Tarefas a realizar
(a) Resuma o artigo em duas frases.
(b) Segundo o artigo, em que ano foi fundada a SISCOG?
(c) Devolva sem alterações o trecho do artigo que começa em "O PAPEL DA MATEMÁTICA" e termina em "escalas da tripulação?".

Seleção
=-=-=-=-=

Matemática em movimento: resposta a desafios reais

OTIMIZAÇÃO 03-06-2025
Matemática em movimento: resposta a desafios reais
Matemática em movimento: resposta a desafios reais
Matemática em movimento: resposta a desafios reais
Alguma vez se perguntou como é que a matemática mantém os passageiros de comboio satisfeitos? Descubra o poder oculto da Investigação Operacional por detrás da sua viagem.

 

Ana Carvalho, Software Engineer e Ricardo Saldanha, Diretor de Inovação @SISCOG  |  9 min leitura

___________

 

INTRODUÇÃO

A SISCOG foi fundada em 1986 como uma empresa baseada em Inteligência Artificial, com o objetivo de desenvolver produtos de software de apoio à decisão para áreas de aplicação que ainda estavam por definir. A certa altura, a SISCOG identificou o sector dos transportes como o seu nicho de mercado e percebeu que os otimizadores eram um componente-chave dos produtos de software necessários nesse mercado. Isto levou à adoção da visão e do slogan da SISCOG: “Otimizar os Recursos do Mundo”.

Ao longo dos anos, a SISCOG percebeu que a combinação de Inteligência Artificial (IA) com Investigação Operacional (IO) era a melhor abordagem para enfrentar os complexos problemas de otimização combinatória que era necessário resolver para fornecer um apoio à decisão eficaz no sector dos transportes.

A Investigação Operacional, um ramo da matemática aplicada, é uma das áreas que mais tem contribuído com uma vasta gama de métodos para os otimizadores utilizados diariamente por empresas de transporte em todo o mundo. Ao contrário do que muitas pessoas pensam, a matemática é muito mais do que um conjunto de números e fórmulas abstratas. As técnicas de IO permitem transformar problemas complexos em soluções eficientes. Através da aplicação da IO, os produtos da SISCOG contribuem para aumentar o lucro, a produtividade e, em última instância, a satisfação dos passageiros.

Este artigo explica o papel central da IO no desenvolvimento de soluções inovadoras, que são depois incorporadas nos produtos da SISCOG e que têm impacto na vida de milhões de pessoas em todo o mundo.

 

O PAPEL DA MATEMÁTICA NA SISCOG

Já alguma vez pensou como é que a Investigação Operacional pode ser usada para…

... gerar um horário?
... planear a operação e a manutenção dos veículos?
... produzir as escalas da tripulação?

=-=-=-=-=

Linhas de dados
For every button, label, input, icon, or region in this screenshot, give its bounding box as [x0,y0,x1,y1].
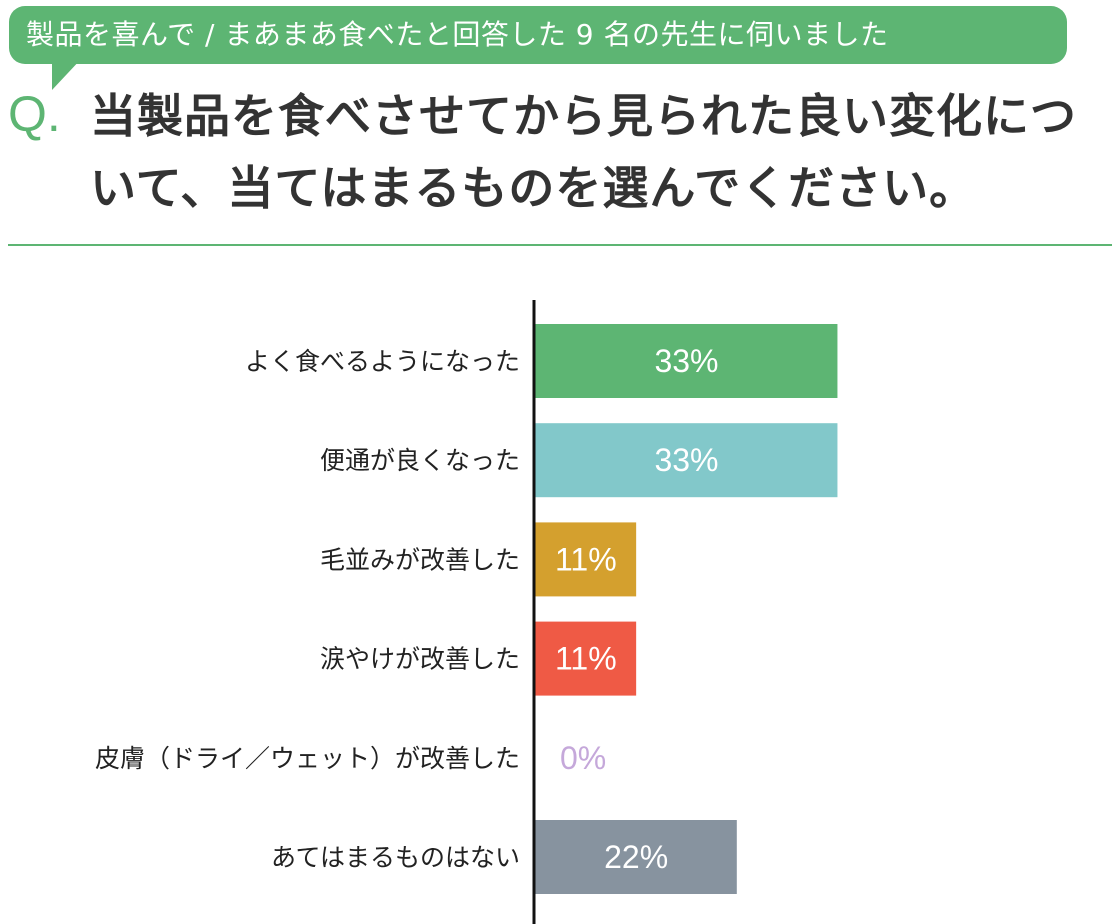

=-=-=-=-=

Resultados do exercício
(a) A SISCOG foi fundada em 1986 como uma empresa baseada em Inteligência Artificial, identificou o sector dos transportes como o seu nicho de mercado e adotou o slogan “Otimizar os Recursos do Mundo”. Ao combinar a Inteligência Artificial com a Investigação Operacional, um ramo da matemática aplicada, os seus produtos contribuem para aumentar o lucro, a produtividade e a satisfação dos passageiros.

(b) Em 1986.

(c)
O PAPEL DA MATEMÁTICA NA SISCOG

Já alguma vez pensou como é que a Investigação Operacional pode ser usada para…

... gerar um horário?
... planear a operação e a manutenção dos veículos?
... produzir as escalas da tripulação?